All lines holding the string "content" are to be shown.

>> Start Records for the exercise

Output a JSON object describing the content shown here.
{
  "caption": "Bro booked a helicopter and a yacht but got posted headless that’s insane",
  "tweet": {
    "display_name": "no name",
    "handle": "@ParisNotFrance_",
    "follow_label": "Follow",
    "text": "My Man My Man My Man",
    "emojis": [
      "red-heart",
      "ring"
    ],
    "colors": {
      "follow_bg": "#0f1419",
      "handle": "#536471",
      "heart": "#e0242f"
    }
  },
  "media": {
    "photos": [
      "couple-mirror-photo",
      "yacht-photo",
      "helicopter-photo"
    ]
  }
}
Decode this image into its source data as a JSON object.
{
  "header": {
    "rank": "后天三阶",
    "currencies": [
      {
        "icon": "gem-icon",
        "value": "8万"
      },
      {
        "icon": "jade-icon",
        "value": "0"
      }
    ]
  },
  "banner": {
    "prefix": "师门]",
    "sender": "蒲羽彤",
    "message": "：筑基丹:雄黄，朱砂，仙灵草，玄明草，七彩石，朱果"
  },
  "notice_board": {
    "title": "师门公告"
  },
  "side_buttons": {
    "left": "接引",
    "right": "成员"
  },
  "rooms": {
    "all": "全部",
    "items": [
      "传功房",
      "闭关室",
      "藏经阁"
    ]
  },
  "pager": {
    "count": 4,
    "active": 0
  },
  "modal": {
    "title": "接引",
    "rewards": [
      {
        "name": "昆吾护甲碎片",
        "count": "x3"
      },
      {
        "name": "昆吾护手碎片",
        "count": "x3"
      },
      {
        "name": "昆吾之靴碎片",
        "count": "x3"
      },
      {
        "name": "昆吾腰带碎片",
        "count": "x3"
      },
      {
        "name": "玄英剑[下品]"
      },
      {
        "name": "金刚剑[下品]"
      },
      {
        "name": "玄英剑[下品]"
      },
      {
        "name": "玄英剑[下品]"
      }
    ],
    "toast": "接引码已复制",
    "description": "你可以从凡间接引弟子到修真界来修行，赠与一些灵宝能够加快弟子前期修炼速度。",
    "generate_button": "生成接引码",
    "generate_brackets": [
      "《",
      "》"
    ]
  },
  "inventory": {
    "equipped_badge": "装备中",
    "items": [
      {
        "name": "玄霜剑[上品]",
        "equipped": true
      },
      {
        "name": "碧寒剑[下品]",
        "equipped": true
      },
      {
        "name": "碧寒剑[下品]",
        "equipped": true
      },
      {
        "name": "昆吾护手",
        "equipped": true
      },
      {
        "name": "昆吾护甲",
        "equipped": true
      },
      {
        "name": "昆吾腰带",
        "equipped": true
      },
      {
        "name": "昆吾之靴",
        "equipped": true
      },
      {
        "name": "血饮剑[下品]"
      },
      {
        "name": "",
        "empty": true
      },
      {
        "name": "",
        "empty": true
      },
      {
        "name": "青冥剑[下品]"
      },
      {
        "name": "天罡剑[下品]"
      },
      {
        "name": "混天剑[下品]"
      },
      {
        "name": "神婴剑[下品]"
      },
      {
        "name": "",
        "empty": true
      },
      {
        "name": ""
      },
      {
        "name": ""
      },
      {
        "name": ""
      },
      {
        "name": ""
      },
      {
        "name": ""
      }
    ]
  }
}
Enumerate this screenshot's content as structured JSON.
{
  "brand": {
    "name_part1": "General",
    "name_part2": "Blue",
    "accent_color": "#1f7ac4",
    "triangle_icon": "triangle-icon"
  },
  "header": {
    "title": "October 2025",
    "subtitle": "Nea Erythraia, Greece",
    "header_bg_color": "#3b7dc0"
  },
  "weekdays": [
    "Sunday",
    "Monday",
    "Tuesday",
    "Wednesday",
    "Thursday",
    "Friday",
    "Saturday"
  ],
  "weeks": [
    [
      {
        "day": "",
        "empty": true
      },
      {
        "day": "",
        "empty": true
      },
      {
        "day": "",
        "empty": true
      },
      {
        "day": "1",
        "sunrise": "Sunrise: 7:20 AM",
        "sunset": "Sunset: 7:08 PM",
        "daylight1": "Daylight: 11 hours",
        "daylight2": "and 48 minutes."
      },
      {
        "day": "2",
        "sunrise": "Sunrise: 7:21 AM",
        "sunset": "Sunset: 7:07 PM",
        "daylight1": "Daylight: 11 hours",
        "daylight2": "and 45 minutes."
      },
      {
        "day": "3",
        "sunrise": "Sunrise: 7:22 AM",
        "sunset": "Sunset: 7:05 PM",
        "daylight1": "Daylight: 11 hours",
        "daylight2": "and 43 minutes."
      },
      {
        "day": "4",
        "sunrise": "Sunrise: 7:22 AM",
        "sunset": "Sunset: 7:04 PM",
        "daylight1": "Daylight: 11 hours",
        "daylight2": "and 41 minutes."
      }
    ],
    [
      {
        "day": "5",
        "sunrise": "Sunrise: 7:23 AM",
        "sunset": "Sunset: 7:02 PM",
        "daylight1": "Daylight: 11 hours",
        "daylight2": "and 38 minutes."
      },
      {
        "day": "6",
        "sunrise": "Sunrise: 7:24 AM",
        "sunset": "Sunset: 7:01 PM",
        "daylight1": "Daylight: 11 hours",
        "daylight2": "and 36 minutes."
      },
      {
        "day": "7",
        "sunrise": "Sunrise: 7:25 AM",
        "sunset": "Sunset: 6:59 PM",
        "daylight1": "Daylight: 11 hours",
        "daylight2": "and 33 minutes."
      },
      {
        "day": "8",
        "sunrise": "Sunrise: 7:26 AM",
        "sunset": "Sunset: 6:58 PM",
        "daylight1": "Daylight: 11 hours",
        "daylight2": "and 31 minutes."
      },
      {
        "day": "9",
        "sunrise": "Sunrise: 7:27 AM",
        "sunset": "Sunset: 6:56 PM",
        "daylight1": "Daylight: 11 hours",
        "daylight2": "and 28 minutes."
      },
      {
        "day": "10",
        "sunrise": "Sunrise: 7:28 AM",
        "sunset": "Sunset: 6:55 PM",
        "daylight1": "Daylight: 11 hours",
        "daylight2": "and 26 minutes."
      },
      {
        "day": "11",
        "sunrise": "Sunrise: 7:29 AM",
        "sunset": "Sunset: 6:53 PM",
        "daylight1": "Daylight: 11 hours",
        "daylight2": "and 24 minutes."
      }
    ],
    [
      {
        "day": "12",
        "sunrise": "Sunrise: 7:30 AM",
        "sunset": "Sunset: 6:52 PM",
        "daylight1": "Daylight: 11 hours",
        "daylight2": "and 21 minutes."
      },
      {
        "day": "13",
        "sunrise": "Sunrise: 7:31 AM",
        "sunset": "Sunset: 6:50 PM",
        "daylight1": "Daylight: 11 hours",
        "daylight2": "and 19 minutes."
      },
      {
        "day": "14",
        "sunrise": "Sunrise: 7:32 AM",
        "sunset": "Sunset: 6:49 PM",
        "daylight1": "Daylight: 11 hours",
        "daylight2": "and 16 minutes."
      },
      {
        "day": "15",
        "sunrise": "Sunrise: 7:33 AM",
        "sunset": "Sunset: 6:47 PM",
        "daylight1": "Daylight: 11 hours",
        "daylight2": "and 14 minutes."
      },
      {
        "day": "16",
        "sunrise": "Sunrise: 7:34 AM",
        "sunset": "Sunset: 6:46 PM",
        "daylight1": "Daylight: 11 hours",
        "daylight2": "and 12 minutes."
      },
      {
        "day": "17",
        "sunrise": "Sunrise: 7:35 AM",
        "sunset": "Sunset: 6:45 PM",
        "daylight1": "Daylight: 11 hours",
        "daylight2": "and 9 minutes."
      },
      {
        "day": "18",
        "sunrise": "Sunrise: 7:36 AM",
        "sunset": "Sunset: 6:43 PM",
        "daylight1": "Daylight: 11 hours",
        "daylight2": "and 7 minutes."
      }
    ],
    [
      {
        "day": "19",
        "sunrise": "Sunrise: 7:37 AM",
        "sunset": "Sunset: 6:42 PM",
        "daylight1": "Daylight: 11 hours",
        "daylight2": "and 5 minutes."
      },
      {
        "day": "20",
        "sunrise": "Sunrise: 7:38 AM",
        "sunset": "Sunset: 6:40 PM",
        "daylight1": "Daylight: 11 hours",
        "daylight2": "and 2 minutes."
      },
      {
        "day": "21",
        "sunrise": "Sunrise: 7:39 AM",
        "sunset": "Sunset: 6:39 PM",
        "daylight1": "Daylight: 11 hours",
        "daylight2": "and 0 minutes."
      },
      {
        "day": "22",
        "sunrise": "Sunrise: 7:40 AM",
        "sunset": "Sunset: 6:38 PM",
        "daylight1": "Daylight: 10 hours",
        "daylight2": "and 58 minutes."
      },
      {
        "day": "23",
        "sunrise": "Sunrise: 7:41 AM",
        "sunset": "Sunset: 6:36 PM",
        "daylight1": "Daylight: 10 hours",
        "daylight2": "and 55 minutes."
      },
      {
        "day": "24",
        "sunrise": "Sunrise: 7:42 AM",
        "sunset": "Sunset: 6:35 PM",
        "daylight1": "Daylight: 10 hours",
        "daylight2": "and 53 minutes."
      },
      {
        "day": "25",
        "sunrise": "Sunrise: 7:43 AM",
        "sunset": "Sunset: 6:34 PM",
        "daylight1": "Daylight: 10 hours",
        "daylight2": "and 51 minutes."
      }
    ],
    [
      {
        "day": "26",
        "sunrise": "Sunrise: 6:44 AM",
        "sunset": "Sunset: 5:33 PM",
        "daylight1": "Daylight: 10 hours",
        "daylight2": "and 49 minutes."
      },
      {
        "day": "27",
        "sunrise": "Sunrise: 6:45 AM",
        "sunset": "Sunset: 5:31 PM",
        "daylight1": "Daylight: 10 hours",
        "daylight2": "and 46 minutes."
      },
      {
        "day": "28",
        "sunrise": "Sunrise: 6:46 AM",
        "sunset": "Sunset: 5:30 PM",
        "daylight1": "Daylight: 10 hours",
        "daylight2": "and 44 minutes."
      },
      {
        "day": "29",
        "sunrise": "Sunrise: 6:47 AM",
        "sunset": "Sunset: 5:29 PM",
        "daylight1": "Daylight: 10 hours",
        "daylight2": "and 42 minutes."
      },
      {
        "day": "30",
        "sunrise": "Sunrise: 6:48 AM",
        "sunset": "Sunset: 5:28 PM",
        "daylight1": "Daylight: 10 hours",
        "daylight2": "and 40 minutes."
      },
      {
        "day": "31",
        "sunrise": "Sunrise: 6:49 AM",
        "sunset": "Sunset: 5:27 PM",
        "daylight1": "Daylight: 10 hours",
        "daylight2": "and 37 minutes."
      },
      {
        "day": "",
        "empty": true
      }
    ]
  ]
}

>> End Records for the exercise

Result:
Output a JSON object describing the content shown here.
Enumerate this screenshot's content as structured JSON.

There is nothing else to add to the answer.